提取文本:
.....
8)包装:将冷凉好的猪头肉分装成200g/袋,抽气时间25s,封口严实,无气泡。
9)灭菌:设置灭菌温度100℃,时间20分钟,压力0.2Mpa。
进一步地,以100kg原料猪头肉计,腌料的组成为:盐2kg,白砂糖1.4kg,味精0.6kg,五香药水9kg,纯净水6kg,红曲红0.006kg,红曲黄0.006kg,洋葱粉0.2kg,肉味香料0.04kg,三聚磷酸钠0.2kg,麦芽饴糖0.4kg,白酒0.2kg,VC 0.04kg,I+G 0.1kg,亚硝0.003kg。
进一步地,所述五香药水包括:八角0.6kg,肉桂0.6kg,丁香0.3kg,白芷0.6kg,山奈0.35kg,草果0.25kg,砂仁0.3kg,香叶0.15kg,肉蔻0.4kg,陈皮0.2kg,花椒0.5kg,其余为纯净水。
.....
记录信息:
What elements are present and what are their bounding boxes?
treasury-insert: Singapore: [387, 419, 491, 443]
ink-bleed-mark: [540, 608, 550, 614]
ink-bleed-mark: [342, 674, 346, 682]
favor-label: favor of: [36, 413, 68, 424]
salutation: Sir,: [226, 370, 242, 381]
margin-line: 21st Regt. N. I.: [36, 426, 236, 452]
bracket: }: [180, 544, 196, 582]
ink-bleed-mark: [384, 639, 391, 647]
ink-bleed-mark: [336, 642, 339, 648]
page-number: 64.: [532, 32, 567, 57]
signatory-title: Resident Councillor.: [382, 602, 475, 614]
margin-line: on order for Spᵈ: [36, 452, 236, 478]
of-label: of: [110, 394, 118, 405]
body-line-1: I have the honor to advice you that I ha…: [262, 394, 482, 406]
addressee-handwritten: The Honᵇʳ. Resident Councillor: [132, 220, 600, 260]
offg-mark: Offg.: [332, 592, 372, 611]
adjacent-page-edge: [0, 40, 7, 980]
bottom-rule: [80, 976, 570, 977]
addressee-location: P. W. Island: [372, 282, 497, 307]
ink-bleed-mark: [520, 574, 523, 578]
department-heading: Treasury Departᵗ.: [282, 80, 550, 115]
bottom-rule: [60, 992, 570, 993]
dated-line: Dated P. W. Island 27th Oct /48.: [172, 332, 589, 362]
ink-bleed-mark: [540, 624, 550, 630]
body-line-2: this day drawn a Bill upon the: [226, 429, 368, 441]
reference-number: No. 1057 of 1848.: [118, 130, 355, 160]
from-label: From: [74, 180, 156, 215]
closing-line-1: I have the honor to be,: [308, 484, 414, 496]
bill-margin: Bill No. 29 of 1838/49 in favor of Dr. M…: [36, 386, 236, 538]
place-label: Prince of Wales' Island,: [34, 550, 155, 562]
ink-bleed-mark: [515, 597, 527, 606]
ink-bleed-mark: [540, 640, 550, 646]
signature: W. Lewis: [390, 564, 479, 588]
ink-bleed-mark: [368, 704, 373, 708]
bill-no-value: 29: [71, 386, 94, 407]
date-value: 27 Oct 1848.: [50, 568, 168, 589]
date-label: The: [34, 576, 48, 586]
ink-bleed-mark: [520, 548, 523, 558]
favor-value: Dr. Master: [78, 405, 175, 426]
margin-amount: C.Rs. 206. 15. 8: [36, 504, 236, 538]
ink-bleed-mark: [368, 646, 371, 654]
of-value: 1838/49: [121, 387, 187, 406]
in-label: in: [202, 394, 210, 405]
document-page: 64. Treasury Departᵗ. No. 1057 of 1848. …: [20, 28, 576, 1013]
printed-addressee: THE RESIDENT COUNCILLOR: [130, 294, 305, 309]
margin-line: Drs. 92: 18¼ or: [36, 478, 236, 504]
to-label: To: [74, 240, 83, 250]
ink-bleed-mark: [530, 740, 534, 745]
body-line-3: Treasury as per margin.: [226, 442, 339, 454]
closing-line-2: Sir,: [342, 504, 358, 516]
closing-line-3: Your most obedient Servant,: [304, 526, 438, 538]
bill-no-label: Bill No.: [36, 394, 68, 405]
.....
练习目标: 用两句话概括上面的提取文本。

练习结果: 将冷凉好的猪头肉按200g每袋分装，抽气25秒并封口严实、无气泡，再在100℃、压力0.2Mpa下灭菌20分钟。以100kg原料猪头肉计，腌料由盐、白砂糖、味精、五香药水等十五种成分按规定用量组成，其中五香药水包括八角、肉桂、丁香等香料，其余为纯净水。